§ Given problem
What you return should match every record exactly, with the images removed.

□ □ □ □

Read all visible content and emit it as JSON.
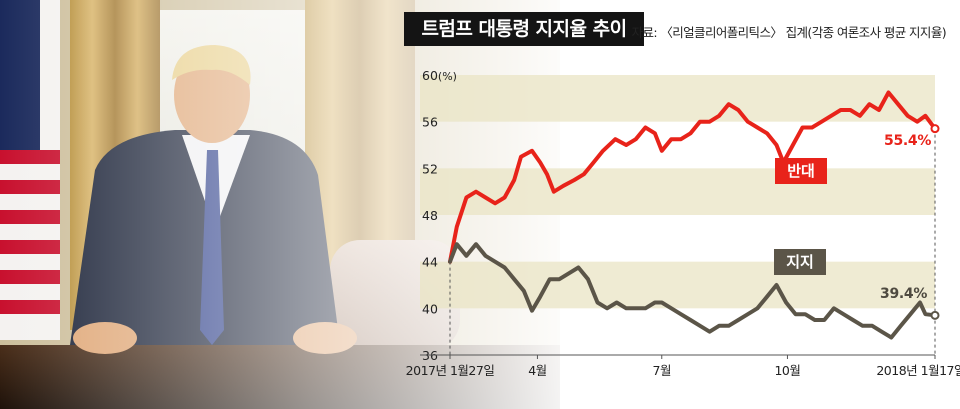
{
  "title": "트럼프 대통령 지지율 추이",
  "source": "자료: 〈리얼클리어폴리틱스〉 집계(각종 여론조사 평균 지지율)",
  "colors": {
    "oppose": "#e8231a",
    "approve": "#5b5548",
    "band": "#eae4c4",
    "title_bg": "#141414"
  },
  "chart_data": {
    "type": "line",
    "unit_label": "(%)",
    "ylim": [
      36,
      60
    ],
    "y_ticks": [
      {
        "value": 60,
        "label": "60"
      },
      {
        "value": 56,
        "label": "56"
      },
      {
        "value": 52,
        "label": "52"
      },
      {
        "value": 48,
        "label": "48"
      },
      {
        "value": 44,
        "label": "44"
      },
      {
        "value": 40,
        "label": "40"
      },
      {
        "value": 36,
        "label": "36"
      }
    ],
    "x_range": [
      "2017-01-27",
      "2018-01-17"
    ],
    "x_ticks": [
      {
        "date": "2017-01-27",
        "label": "2017년 1월27일"
      },
      {
        "date": "2017-04-01",
        "label": "4월"
      },
      {
        "date": "2017-07-01",
        "label": "7월"
      },
      {
        "date": "2017-10-01",
        "label": "10월"
      },
      {
        "date": "2018-01-17",
        "label": "2018년 1월17일"
      }
    ],
    "series": [
      {
        "name": "반대",
        "end_label": "55.4%",
        "points": [
          [
            "2017-01-27",
            44.0
          ],
          [
            "2017-02-01",
            47.0
          ],
          [
            "2017-02-08",
            49.5
          ],
          [
            "2017-02-15",
            50.0
          ],
          [
            "2017-02-22",
            49.5
          ],
          [
            "2017-03-01",
            49.0
          ],
          [
            "2017-03-08",
            49.5
          ],
          [
            "2017-03-15",
            51.0
          ],
          [
            "2017-03-20",
            53.0
          ],
          [
            "2017-03-28",
            53.5
          ],
          [
            "2017-04-03",
            52.5
          ],
          [
            "2017-04-08",
            51.5
          ],
          [
            "2017-04-13",
            50.0
          ],
          [
            "2017-04-20",
            50.5
          ],
          [
            "2017-04-28",
            51.0
          ],
          [
            "2017-05-05",
            51.5
          ],
          [
            "2017-05-12",
            52.5
          ],
          [
            "2017-05-19",
            53.5
          ],
          [
            "2017-05-28",
            54.5
          ],
          [
            "2017-06-05",
            54.0
          ],
          [
            "2017-06-12",
            54.5
          ],
          [
            "2017-06-19",
            55.5
          ],
          [
            "2017-06-26",
            55.0
          ],
          [
            "2017-07-01",
            53.5
          ],
          [
            "2017-07-08",
            54.5
          ],
          [
            "2017-07-15",
            54.5
          ],
          [
            "2017-07-22",
            55.0
          ],
          [
            "2017-07-29",
            56.0
          ],
          [
            "2017-08-05",
            56.0
          ],
          [
            "2017-08-12",
            56.5
          ],
          [
            "2017-08-19",
            57.5
          ],
          [
            "2017-08-26",
            57.0
          ],
          [
            "2017-09-02",
            56.0
          ],
          [
            "2017-09-09",
            55.5
          ],
          [
            "2017-09-16",
            55.0
          ],
          [
            "2017-09-23",
            54.0
          ],
          [
            "2017-09-28",
            52.5
          ],
          [
            "2017-10-05",
            54.0
          ],
          [
            "2017-10-12",
            55.5
          ],
          [
            "2017-10-19",
            55.5
          ],
          [
            "2017-10-26",
            56.0
          ],
          [
            "2017-11-02",
            56.5
          ],
          [
            "2017-11-09",
            57.0
          ],
          [
            "2017-11-16",
            57.0
          ],
          [
            "2017-11-23",
            56.5
          ],
          [
            "2017-11-30",
            57.5
          ],
          [
            "2017-12-07",
            57.0
          ],
          [
            "2017-12-14",
            58.5
          ],
          [
            "2017-12-21",
            57.5
          ],
          [
            "2017-12-28",
            56.5
          ],
          [
            "2018-01-04",
            56.0
          ],
          [
            "2018-01-10",
            56.5
          ],
          [
            "2018-01-17",
            55.4
          ]
        ]
      },
      {
        "name": "지지",
        "end_label": "39.4%",
        "points": [
          [
            "2017-01-27",
            44.0
          ],
          [
            "2017-02-01",
            45.5
          ],
          [
            "2017-02-08",
            44.5
          ],
          [
            "2017-02-15",
            45.5
          ],
          [
            "2017-02-22",
            44.5
          ],
          [
            "2017-03-01",
            44.0
          ],
          [
            "2017-03-08",
            43.5
          ],
          [
            "2017-03-15",
            42.5
          ],
          [
            "2017-03-22",
            41.5
          ],
          [
            "2017-03-28",
            39.8
          ],
          [
            "2017-04-03",
            41.0
          ],
          [
            "2017-04-10",
            42.5
          ],
          [
            "2017-04-17",
            42.5
          ],
          [
            "2017-04-24",
            43.0
          ],
          [
            "2017-05-01",
            43.5
          ],
          [
            "2017-05-08",
            42.5
          ],
          [
            "2017-05-15",
            40.5
          ],
          [
            "2017-05-22",
            40.0
          ],
          [
            "2017-05-29",
            40.5
          ],
          [
            "2017-06-05",
            40.0
          ],
          [
            "2017-06-12",
            40.0
          ],
          [
            "2017-06-19",
            40.0
          ],
          [
            "2017-06-26",
            40.5
          ],
          [
            "2017-07-01",
            40.5
          ],
          [
            "2017-07-08",
            40.0
          ],
          [
            "2017-07-15",
            39.5
          ],
          [
            "2017-07-22",
            39.0
          ],
          [
            "2017-07-29",
            38.5
          ],
          [
            "2017-08-05",
            38.0
          ],
          [
            "2017-08-12",
            38.5
          ],
          [
            "2017-08-19",
            38.5
          ],
          [
            "2017-08-26",
            39.0
          ],
          [
            "2017-09-02",
            39.5
          ],
          [
            "2017-09-09",
            40.0
          ],
          [
            "2017-09-16",
            41.0
          ],
          [
            "2017-09-23",
            42.0
          ],
          [
            "2017-09-30",
            40.5
          ],
          [
            "2017-10-07",
            39.5
          ],
          [
            "2017-10-14",
            39.5
          ],
          [
            "2017-10-21",
            39.0
          ],
          [
            "2017-10-28",
            39.0
          ],
          [
            "2017-11-04",
            40.0
          ],
          [
            "2017-11-11",
            39.5
          ],
          [
            "2017-11-18",
            39.0
          ],
          [
            "2017-11-25",
            38.5
          ],
          [
            "2017-12-02",
            38.5
          ],
          [
            "2017-12-09",
            38.0
          ],
          [
            "2017-12-16",
            37.5
          ],
          [
            "2017-12-23",
            38.5
          ],
          [
            "2017-12-30",
            39.5
          ],
          [
            "2018-01-06",
            40.5
          ],
          [
            "2018-01-10",
            39.5
          ],
          [
            "2018-01-17",
            39.4
          ]
        ]
      }
    ]
  }
}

□ □ □ □

§ Solution
Read all visible content and emit it as JSON.
{
  "title": "트럼프 대통령 지지율 추이",
  "source": "자료: 〈리얼클리어폴리틱스〉 집계(각종 여론조사 평균 지지율)",
  "colors": {
    "oppose": "#e8231a",
    "approve": "#5b5548",
    "band": "#eae4c4",
    "title_bg": "#141414"
  },
  "chart_data": {
    "type": "line",
    "unit_label": "(%)",
    "ylim": [
      36,
      60
    ],
    "y_ticks": [
      {
        "value": 60,
        "label": "60"
      },
      {
        "value": 56,
        "label": "56"
      },
      {
        "value": 52,
        "label": "52"
      },
      {
        "value": 48,
        "label": "48"
      },
      {
        "value": 44,
        "label": "44"
      },
      {
        "value": 40,
        "label": "40"
      },
      {
        "value": 36,
        "label": "36"
      }
    ],
    "x_range": [
      "2017-01-27",
      "2018-01-17"
    ],
    "x_ticks": [
      {
        "date": "2017-01-27",
        "label": "2017년 1월27일"
      },
      {
        "date": "2017-04-01",
        "label": "4월"
      },
      {
        "date": "2017-07-01",
        "label": "7월"
      },
      {
        "date": "2017-10-01",
        "label": "10월"
      },
      {
        "date": "2018-01-17",
        "label": "2018년 1월17일"
      }
    ],
    "series": [
      {
        "name": "반대",
        "end_label": "55.4%",
        "points": [
          [
            "2017-01-27",
            44.0
          ],
          [
            "2017-02-01",
            47.0
          ],
          [
            "2017-02-08",
            49.5
          ],
          [
            "2017-02-15",
            50.0
          ],
          [
            "2017-02-22",
            49.5
          ],
          [
            "2017-03-01",
            49.0
          ],
          [
            "2017-03-08",
            49.5
          ],
          [
            "2017-03-15",
            51.0
          ],
          [
            "2017-03-20",
            53.0
          ],
          [
            "2017-03-28",
            53.5
          ],
          [
            "2017-04-03",
            52.5
          ],
          [
            "2017-04-08",
            51.5
          ],
          [
            "2017-04-13",
            50.0
          ],
          [
            "2017-04-20",
            50.5
          ],
          [
            "2017-04-28",
            51.0
          ],
          [
            "2017-05-05",
            51.5
          ],
          [
            "2017-05-12",
            52.5
          ],
          [
            "2017-05-19",
            53.5
          ],
          [
            "2017-05-28",
            54.5
          ],
          [
            "2017-06-05",
            54.0
          ],
          [
            "2017-06-12",
            54.5
          ],
          [
            "2017-06-19",
            55.5
          ],
          [
            "2017-06-26",
            55.0
          ],
          [
            "2017-07-01",
            53.5
          ],
          [
            "2017-07-08",
            54.5
          ],
          [
            "2017-07-15",
            54.5
          ],
          [
            "2017-07-22",
            55.0
          ],
          [
            "2017-07-29",
            56.0
          ],
          [
            "2017-08-05",
            56.0
          ],
          [
            "2017-08-12",
            56.5
          ],
          [
            "2017-08-19",
            57.5
          ],
          [
            "2017-08-26",
            57.0
          ],
          [
            "2017-09-02",
            56.0
          ],
          [
            "2017-09-09",
            55.5
          ],
          [
            "2017-09-16",
            55.0
          ],
          [
            "2017-09-23",
            54.0
          ],
          [
            "2017-09-28",
            52.5
          ],
          [
            "2017-10-05",
            54.0
          ],
          [
            "2017-10-12",
            55.5
          ],
          [
            "2017-10-19",
            55.5
          ],
          [
            "2017-10-26",
            56.0
          ],
          [
            "2017-11-02",
            56.5
          ],
          [
            "2017-11-09",
            57.0
          ],
          [
            "2017-11-16",
            57.0
          ],
          [
            "2017-11-23",
            56.5
          ],
          [
            "2017-11-30",
            57.5
          ],
          [
            "2017-12-07",
            57.0
          ],
          [
            "2017-12-14",
            58.5
          ],
          [
            "2017-12-21",
            57.5
          ],
          [
            "2017-12-28",
            56.5
          ],
          [
            "2018-01-04",
            56.0
          ],
          [
            "2018-01-10",
            56.5
          ],
          [
            "2018-01-17",
            55.4
          ]
        ]
      },
      {
        "name": "지지",
        "end_label": "39.4%",
        "points": [
          [
            "2017-01-27",
            44.0
          ],
          [
            "2017-02-01",
            45.5
          ],
          [
            "2017-02-08",
            44.5
          ],
          [
            "2017-02-15",
            45.5
          ],
          [
            "2017-02-22",
            44.5
          ],
          [
            "2017-03-01",
            44.0
          ],
          [
            "2017-03-08",
            43.5
          ],
          [
            "2017-03-15",
            42.5
          ],
          [
            "2017-03-22",
            41.5
          ],
          [
            "2017-03-28",
            39.8
          ],
          [
            "2017-04-03",
            41.0
          ],
          [
            "2017-04-10",
            42.5
          ],
          [
            "2017-04-17",
            42.5
          ],
          [
            "2017-04-24",
            43.0
          ],
          [
            "2017-05-01",
            43.5
          ],
          [
            "2017-05-08",
            42.5
          ],
          [
            "2017-05-15",
            40.5
          ],
          [
            "2017-05-22",
            40.0
          ],
          [
            "2017-05-29",
            40.5
          ],
          [
            "2017-06-05",
            40.0
          ],
          [
            "2017-06-12",
            40.0
          ],
          [
            "2017-06-19",
            40.0
          ],
          [
            "2017-06-26",
            40.5
          ],
          [
            "2017-07-01",
            40.5
          ],
          [
            "2017-07-08",
            40.0
          ],
          [
            "2017-07-15",
            39.5
          ],
          [
            "2017-07-22",
            39.0
          ],
          [
            "2017-07-29",
            38.5
          ],
          [
            "2017-08-05",
            38.0
          ],
          [
            "2017-08-12",
            38.5
          ],
          [
            "2017-08-19",
            38.5
          ],
          [
            "2017-08-26",
            39.0
          ],
          [
            "2017-09-02",
            39.5
          ],
          [
            "2017-09-09",
            40.0
          ],
          [
            "2017-09-16",
            41.0
          ],
          [
            "2017-09-23",
            42.0
          ],
          [
            "2017-09-30",
            40.5
          ],
          [
            "2017-10-07",
            39.5
          ],
          [
            "2017-10-14",
            39.5
          ],
          [
            "2017-10-21",
            39.0
          ],
          [
            "2017-10-28",
            39.0
          ],
          [
            "2017-11-04",
            40.0
          ],
          [
            "2017-11-11",
            39.5
          ],
          [
            "2017-11-18",
            39.0
          ],
          [
            "2017-11-25",
            38.5
          ],
          [
            "2017-12-02",
            38.5
          ],
          [
            "2017-12-09",
            38.0
          ],
          [
            "2017-12-16",
            37.5
          ],
          [
            "2017-12-23",
            38.5
          ],
          [
            "2017-12-30",
            39.5
          ],
          [
            "2018-01-06",
            40.5
          ],
          [
            "2018-01-10",
            39.5
          ],
          [
            "2018-01-17",
            39.4
          ]
        ]
      }
    ]
  }
}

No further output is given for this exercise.